"""

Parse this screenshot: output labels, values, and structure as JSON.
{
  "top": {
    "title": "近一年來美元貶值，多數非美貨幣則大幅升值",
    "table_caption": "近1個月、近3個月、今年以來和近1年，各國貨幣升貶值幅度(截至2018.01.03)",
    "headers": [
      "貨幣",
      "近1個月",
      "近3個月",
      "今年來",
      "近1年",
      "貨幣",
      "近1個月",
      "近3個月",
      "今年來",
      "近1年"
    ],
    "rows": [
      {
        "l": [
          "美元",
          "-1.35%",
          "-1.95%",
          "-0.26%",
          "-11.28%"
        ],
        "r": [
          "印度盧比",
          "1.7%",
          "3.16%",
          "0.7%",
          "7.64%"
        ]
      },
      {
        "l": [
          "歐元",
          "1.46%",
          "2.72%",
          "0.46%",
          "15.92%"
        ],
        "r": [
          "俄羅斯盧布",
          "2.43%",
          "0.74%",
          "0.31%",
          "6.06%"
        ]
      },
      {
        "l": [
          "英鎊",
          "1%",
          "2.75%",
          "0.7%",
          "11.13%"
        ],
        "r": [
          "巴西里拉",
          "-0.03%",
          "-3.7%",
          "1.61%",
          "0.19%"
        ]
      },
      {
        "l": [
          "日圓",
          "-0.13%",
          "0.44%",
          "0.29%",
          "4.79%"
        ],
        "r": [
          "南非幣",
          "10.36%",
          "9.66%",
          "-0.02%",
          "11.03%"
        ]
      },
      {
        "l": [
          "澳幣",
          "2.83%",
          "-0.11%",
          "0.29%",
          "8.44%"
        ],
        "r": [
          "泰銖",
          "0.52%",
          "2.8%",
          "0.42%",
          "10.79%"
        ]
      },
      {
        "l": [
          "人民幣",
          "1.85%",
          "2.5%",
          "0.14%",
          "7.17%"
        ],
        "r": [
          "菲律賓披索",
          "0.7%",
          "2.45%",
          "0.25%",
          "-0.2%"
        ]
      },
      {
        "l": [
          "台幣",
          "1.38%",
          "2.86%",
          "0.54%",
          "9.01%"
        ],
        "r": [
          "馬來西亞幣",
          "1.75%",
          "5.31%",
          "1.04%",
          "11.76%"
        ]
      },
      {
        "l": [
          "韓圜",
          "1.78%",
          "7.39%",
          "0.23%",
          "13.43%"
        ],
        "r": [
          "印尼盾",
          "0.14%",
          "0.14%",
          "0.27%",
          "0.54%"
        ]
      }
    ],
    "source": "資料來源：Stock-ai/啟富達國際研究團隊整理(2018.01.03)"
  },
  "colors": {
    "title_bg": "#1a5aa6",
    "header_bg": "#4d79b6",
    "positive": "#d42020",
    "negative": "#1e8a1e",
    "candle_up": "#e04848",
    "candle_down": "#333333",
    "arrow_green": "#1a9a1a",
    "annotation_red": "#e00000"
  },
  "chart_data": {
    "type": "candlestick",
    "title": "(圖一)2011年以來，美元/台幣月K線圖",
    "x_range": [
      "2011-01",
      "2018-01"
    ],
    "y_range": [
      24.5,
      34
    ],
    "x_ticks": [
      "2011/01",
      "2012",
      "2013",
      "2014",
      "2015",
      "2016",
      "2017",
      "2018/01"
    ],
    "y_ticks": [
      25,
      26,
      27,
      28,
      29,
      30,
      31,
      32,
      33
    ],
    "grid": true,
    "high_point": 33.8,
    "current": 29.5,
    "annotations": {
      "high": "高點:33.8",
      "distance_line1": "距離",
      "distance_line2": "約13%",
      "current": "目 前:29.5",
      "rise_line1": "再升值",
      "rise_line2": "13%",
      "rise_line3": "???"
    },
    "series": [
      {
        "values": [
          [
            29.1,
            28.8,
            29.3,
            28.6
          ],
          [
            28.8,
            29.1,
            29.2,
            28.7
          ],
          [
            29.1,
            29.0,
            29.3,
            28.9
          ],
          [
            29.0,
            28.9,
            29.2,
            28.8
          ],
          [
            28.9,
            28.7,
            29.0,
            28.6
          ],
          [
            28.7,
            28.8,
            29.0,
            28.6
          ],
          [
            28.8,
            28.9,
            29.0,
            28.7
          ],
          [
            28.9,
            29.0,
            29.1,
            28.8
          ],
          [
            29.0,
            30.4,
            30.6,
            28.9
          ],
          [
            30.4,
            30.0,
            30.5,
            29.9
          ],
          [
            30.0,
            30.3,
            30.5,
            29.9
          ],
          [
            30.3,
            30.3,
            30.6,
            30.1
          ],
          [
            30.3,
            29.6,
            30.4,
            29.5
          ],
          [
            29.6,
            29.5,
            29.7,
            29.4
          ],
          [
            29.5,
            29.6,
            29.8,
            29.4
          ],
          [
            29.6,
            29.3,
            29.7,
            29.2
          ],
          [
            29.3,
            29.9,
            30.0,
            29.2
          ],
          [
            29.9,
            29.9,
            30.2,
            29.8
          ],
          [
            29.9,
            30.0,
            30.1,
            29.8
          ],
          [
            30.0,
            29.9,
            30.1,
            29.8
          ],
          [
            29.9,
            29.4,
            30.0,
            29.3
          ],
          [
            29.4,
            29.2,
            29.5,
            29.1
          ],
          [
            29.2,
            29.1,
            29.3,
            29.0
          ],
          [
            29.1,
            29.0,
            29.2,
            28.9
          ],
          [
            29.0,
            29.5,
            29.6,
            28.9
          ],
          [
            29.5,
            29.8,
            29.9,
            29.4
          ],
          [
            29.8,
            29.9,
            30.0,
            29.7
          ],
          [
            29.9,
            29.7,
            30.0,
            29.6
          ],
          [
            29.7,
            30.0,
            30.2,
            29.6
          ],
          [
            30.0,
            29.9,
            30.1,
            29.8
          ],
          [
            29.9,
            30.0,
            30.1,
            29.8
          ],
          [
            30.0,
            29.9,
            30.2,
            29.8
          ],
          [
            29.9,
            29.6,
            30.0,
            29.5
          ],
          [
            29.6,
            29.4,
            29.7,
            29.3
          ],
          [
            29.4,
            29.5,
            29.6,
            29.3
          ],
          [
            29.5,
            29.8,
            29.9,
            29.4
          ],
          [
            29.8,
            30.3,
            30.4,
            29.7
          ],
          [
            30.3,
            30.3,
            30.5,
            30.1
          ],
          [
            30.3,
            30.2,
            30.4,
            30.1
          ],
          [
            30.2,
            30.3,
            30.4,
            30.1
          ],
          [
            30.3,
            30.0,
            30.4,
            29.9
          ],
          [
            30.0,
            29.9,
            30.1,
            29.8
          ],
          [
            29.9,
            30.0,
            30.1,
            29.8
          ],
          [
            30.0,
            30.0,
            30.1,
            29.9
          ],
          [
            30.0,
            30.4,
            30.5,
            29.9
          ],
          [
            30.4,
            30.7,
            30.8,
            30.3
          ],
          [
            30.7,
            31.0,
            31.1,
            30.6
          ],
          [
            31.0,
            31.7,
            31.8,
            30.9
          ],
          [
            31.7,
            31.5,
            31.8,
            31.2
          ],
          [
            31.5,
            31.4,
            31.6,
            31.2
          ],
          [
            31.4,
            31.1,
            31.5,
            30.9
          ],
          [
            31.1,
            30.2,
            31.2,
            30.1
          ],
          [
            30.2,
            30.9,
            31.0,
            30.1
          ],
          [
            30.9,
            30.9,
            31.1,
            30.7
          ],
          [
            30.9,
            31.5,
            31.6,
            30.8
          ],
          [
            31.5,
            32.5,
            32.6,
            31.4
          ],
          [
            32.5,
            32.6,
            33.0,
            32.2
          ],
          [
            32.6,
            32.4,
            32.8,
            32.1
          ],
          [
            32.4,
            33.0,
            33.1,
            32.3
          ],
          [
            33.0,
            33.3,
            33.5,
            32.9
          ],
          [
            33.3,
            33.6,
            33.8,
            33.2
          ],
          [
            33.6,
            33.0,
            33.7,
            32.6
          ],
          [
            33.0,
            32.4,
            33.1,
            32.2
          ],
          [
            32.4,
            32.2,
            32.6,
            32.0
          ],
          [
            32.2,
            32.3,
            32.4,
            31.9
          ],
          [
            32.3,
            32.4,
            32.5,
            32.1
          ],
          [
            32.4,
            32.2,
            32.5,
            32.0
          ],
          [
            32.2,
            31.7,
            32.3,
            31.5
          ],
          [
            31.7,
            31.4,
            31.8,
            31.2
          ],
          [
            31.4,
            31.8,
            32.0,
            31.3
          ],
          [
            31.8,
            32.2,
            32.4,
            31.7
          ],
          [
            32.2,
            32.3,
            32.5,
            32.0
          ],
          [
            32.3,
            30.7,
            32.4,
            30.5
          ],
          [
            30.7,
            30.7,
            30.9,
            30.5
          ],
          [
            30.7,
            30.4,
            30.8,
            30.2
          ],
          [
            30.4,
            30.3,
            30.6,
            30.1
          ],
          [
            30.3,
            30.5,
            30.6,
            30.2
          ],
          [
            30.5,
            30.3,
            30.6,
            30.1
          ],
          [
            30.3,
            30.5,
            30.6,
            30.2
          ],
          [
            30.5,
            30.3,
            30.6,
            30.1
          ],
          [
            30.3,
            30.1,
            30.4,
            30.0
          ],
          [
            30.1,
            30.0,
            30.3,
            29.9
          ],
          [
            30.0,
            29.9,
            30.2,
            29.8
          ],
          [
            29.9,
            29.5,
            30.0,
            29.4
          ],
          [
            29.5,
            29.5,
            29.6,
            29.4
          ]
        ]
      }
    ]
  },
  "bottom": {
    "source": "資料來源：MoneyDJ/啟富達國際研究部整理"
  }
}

"""

Which lines of the data above contain "values"? Copy each one.

Parse this screenshot: output labels, values, and structure as JSON.
        "values": [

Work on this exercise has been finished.